The British Chinese History and Identity
an article by Jiaying Zhang
Dear Asian Youth,
What comes to mind when you think of the British Chinese community or the Chinese diaspora in the U.K.? Being a person that emigrated to the U.K. at a young age and grew up immersed mainly in British culture, my identity was a disorientated confusion--a constant fluctuation between pride and shame. Upon reflection, it was the typical mindset where negative Chinese stereotypes that were used as prejudice against the Chinese diaspora had been internalised. Indeed, I’m sure many of my British Chinese friends had similar experiences; never will I forget a conversation I had at age 12 when my friend of Chinese heritage wished she had been born white to ‘look more beautiful.' The exploration of this nuanced, complex identity was made more valuable when I began to look at the history of how Chinese people came to live in this country, how British Chinese people are slowly, but surely finding their place in British society, and the sacrifices that many past generations made to flourish in this country.
The first Chinese person to ever visit Britain was Michel Chin-fo-tsoung, a Jesuit that was born in Nanking and met with King James II in 1687. However, the first Chinese communities were only created in the early 1800s in the ports of London and Liverpool, when the trade of Chinese goods, such as silk, tea and ceramics were flourishing. Migration waves were reinforced as a result of the Opium War and the takeover of Hong Kong by the British Empire, and by the late 19th century, there were now small Chinatowns developing in the two cities, as well as two distinct communities in East London. Rapidly growing prejudice against these communities saw Chinese immigrants posing a threat to British jobs; stereotypes such as gambling and heavy opium-use were reinforced, and marriage unions between the British and Chinese were disapproved of. These early Sinophobic sentiments led to Chinese communities being banned from all other employment but starting their own businesses, such as launderettes and the first ever Chinese restaurants in Britain. Hostility continued to grow as more Chinese people settled in the U.K., especially after the Second World War, when approximately 20,000 Chinese seamen, who had arrived in Liverpool during the war to work as merchants, were repatriated forcefully without reasonable explanations, leaving new British wives and children behind that were never seen again. The biggest waves of Chinese migration were in the 1950s and 60s, when labourers from Hong Kong arrived to work in the catering industry. Many of them opened Chinese takeaways that, in order to avoid competition, were dispersed all over the country-- and could perhaps explain the dynamic of sparse Chinese communities today.
• • • •
According to the article on British Chinese history, who was the first Chinese person ever to visit Britain? The records that come next are separate material and have no connection to the article.

DATA RECORDS
• • • •
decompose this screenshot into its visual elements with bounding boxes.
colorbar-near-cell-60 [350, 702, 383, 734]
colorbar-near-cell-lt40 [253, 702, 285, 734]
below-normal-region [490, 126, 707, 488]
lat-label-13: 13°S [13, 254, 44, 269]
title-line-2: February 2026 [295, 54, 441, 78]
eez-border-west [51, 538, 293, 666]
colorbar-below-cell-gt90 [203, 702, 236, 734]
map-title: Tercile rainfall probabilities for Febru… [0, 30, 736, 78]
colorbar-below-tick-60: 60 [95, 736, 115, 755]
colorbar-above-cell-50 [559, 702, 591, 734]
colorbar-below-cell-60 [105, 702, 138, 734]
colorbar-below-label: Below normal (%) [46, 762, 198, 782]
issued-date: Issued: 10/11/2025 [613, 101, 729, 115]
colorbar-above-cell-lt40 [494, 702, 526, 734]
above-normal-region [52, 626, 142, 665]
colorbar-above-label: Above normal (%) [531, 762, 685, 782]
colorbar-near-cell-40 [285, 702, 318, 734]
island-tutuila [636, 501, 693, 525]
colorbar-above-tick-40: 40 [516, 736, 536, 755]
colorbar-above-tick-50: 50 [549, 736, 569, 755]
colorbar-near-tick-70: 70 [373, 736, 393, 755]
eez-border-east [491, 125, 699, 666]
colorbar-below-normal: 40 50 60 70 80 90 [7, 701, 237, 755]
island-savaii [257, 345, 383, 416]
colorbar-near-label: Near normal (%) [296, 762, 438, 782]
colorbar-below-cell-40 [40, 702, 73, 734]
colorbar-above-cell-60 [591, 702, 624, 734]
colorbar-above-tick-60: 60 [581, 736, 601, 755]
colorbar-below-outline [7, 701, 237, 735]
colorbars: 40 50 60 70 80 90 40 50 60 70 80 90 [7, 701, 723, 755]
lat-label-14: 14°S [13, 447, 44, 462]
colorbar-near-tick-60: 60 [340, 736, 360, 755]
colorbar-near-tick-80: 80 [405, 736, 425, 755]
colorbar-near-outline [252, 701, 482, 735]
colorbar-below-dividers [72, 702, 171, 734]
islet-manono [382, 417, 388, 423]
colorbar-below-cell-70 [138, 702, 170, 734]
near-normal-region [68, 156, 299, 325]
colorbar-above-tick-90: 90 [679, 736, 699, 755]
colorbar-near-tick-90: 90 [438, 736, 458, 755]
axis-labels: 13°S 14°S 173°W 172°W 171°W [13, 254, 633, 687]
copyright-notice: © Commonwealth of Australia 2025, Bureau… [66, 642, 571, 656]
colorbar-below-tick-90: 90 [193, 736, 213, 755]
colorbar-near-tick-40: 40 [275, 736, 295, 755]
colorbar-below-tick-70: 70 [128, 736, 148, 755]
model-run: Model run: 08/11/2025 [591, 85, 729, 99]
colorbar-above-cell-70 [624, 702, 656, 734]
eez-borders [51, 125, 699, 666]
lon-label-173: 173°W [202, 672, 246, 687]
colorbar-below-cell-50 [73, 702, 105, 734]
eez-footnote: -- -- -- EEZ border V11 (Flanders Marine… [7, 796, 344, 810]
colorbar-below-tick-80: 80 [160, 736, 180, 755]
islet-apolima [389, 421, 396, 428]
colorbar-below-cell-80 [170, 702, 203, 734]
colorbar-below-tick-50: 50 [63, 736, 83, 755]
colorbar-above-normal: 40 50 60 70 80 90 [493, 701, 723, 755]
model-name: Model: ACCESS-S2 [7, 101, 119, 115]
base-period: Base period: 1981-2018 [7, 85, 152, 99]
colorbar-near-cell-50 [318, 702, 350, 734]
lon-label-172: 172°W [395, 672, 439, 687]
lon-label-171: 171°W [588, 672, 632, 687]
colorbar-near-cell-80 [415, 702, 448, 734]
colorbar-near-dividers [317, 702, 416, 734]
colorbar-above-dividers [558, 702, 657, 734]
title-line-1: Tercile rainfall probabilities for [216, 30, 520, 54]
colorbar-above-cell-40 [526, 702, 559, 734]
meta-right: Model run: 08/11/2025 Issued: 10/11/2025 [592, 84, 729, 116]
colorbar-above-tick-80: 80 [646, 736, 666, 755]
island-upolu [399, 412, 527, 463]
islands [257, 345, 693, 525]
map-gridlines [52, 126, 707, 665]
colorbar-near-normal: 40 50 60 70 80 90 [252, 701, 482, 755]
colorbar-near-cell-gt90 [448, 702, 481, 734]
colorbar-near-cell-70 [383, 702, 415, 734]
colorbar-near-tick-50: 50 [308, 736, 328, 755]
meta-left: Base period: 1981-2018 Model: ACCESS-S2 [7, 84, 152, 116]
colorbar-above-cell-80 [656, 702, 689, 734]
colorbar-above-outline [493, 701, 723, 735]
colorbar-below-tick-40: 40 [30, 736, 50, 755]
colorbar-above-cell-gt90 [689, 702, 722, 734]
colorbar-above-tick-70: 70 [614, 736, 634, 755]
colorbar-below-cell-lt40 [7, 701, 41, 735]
• • • •
RESPONSE
Michel Chin-fo-tsoung, a Jesuit born in Nanking who met King James II in 1687.